Selected passage:
........

DBFlow::approve($task, $user, 'Looks good, approved.');

Security: When $actor is null, Core skips pending-assignment validation on approve. Always pass the authenticated user in production.

When approved, DBFlow:

  1. Writes a task_approved entry to dbflow_workflow_logs
  2. Marks the task and relevant assignments complete
  3. Advances the workflow to the next node, or completes the instance
  4. Clears active_key on the instance when it reaches a terminal state

Reject a task

use DbflowLabs\Core\DBFlow;
use DbflowLabs\Core\Enums\RejectStrategy;

DBFlow::reject($task, $user, 'Missing invoice attachment.', RejectStrategy::Starter);

The fourth argument is the reject strategy. The fifth argument ($targetNodeKey) is only used with RejectStrategy::SpecificNode.

Reject strategies

Enum case Stored value Behaviour
RejectStrategy::Starter starter Return toward the initiator / restart path
RejectStrategy::PreviousNode previous_node Return to the immediately preceding approval node
RejectStrategy::SpecificNode specific_node Return to a named node (pass $targetNodeKey)
RejectStrategy::End end Terminate the workflow as rejected
DBFlow::reject($task, $user, 'Escalation required.', RejectStrategy::PreviousNode);

DBFlow::reject(
    $task,
    $user,
    'Send back to support lead.',
    RejectStrategy::SpecificNode,
    'support_lead_review',
);

DBFlow::reject($task, $user, 'Rejected permanently.', RejectStrategy::End);

The Standard Filament My Tasks page defaults to RejectStrategy::End unless you override config('dbflow-filament.reject_strategy').

See Reject Strategies for a focused guide on when to use each enum case.

Approval modes

Multi-assignee approval nodes support three modes via approval_mode in the node config:

Enum case Value Behaviour
ApprovalMode::Any any Any one assignee can approve
ApprovalMode::All all All assignees must approve
ApprovalMode::Sequential sequential Assignees approve in sequence order

Comments

Comments are optional on approve and recommended on reject. They are stored on dbflow_workflow_logs.comment.

........

Excerpted data:
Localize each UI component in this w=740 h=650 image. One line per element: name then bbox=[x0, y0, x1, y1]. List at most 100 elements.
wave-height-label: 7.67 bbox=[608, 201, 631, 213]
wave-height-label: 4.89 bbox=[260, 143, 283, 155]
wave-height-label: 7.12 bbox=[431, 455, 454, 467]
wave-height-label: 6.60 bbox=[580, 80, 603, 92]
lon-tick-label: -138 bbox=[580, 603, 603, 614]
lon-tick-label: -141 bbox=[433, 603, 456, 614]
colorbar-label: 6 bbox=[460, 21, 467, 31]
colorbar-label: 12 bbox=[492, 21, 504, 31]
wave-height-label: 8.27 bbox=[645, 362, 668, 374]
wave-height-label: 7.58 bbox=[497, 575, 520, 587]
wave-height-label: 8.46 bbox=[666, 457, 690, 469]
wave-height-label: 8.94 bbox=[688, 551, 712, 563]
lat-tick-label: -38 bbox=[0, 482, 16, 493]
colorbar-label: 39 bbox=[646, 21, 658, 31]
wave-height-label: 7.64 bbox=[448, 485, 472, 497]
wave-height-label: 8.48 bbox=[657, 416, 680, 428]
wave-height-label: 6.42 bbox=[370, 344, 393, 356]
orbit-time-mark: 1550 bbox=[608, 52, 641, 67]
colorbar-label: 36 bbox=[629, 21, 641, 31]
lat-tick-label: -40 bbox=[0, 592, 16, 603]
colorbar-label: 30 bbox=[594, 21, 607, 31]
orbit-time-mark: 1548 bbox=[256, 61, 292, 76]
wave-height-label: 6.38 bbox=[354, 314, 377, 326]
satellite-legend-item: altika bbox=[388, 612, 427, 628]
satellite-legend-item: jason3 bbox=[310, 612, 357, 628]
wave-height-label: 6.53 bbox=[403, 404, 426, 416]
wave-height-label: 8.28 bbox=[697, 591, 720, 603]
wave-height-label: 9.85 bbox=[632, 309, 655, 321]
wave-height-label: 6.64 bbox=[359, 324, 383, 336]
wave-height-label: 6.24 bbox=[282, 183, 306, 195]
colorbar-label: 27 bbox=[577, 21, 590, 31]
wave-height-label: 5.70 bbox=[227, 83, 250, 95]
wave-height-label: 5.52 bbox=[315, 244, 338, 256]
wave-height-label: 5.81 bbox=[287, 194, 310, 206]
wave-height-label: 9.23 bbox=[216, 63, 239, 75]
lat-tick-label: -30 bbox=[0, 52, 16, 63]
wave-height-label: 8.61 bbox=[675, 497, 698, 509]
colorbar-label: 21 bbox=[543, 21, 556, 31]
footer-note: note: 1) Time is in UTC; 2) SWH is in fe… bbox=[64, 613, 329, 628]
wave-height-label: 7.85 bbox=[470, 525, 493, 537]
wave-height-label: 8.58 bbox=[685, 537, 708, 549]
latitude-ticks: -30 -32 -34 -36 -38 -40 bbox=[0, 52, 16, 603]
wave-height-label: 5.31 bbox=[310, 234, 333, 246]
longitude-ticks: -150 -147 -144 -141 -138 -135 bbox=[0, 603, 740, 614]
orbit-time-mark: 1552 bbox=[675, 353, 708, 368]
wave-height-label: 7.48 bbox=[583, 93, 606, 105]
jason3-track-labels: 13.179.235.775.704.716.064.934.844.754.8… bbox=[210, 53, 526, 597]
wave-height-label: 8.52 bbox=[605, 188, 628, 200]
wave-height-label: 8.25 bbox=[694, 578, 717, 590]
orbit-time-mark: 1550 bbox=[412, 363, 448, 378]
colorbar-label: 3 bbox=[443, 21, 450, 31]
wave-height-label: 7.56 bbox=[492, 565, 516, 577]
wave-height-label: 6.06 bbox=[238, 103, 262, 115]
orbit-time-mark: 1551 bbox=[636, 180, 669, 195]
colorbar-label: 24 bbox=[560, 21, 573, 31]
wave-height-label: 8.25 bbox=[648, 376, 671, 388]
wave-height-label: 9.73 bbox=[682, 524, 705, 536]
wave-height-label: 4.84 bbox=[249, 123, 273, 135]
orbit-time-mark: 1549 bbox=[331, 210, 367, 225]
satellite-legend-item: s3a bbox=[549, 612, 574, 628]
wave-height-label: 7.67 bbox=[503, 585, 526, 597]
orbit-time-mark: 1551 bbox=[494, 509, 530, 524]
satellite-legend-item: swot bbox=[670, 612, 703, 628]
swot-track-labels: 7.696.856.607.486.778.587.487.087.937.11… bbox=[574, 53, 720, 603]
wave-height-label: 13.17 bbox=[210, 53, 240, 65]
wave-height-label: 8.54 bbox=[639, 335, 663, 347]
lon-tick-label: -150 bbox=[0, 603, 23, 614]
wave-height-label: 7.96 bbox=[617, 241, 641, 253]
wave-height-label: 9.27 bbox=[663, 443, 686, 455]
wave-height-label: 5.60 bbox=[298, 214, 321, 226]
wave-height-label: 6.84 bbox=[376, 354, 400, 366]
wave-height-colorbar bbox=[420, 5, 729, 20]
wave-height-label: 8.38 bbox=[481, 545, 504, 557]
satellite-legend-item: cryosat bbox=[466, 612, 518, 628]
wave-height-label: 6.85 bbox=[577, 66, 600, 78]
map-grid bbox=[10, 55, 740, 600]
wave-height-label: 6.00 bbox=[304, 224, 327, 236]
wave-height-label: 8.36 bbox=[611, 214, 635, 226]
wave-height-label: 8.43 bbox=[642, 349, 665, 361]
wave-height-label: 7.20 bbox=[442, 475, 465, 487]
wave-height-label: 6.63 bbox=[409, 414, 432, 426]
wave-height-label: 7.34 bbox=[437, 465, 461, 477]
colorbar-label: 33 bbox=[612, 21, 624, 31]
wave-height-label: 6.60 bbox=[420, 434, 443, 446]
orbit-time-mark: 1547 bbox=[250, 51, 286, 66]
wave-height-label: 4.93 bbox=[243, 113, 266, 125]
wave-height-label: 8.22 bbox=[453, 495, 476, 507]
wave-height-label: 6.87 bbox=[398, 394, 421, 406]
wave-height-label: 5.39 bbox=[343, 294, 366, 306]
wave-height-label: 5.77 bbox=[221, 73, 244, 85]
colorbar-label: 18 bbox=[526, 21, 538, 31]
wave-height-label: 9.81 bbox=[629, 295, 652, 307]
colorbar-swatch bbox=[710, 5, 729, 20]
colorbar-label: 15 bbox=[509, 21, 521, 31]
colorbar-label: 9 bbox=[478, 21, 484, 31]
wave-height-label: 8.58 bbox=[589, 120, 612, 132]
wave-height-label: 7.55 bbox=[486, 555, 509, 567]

........

Task instructions: In the DBFlow documentation excerpt, which reject strategy does the Standard Filament My Tasks page use by default?

Exercise result: It defaults to RejectStrategy::End unless config('dbflow-filament.reject_strategy') is overridden.